[start]

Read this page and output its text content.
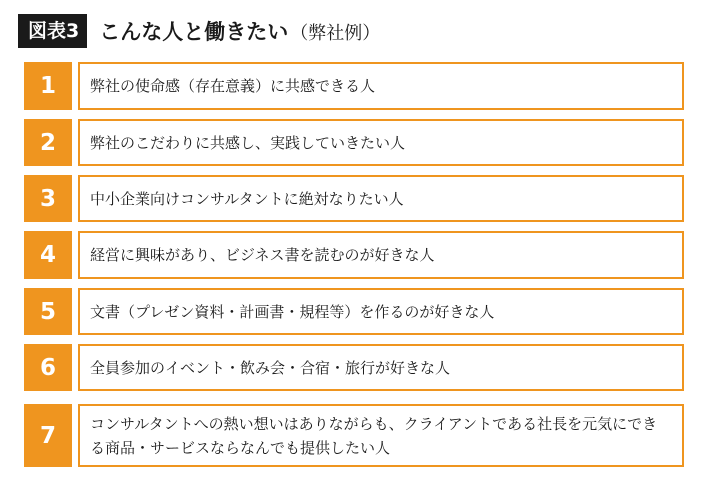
図表3 こんな人と働きたい （弊社例）
1	弊社の使命感（存在意義）に共感できる人
2	弊社のこだわりに共感し、実践していきたい人
3	中小企業向けコンサルタントに絶対なりたい人
4	経営に興味があり、ビジネス書を読むのが好きな人
5	文書（プレゼン資料・計画書・規程等）を作るのが好きな人
6	全員参加のイベント・飲み会・合宿・旅行が好きな人
7	コンサルタントへの熱い想いはありながらも、クライアントである社長を元気にできる商品・サービスならなんでも提供したい人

[end]

Task details - Transcribe the records verbatim and omit the images.

Result of this task -
Read this page and output its text content.
図表3 こんな人と働きたい （弊社例）
1	弊社の使命感（存在意義）に共感できる人
2	弊社のこだわりに共感し、実践していきたい人
3	中小企業向けコンサルタントに絶対なりたい人
4	経営に興味があり、ビジネス書を読むのが好きな人
5	文書（プレゼン資料・計画書・規程等）を作るのが好きな人
6	全員参加のイベント・飲み会・合宿・旅行が好きな人
7	コンサルタントへの熱い想いはありながらも、クライアントである社長を元気にできる商品・サービスならなんでも提供したい人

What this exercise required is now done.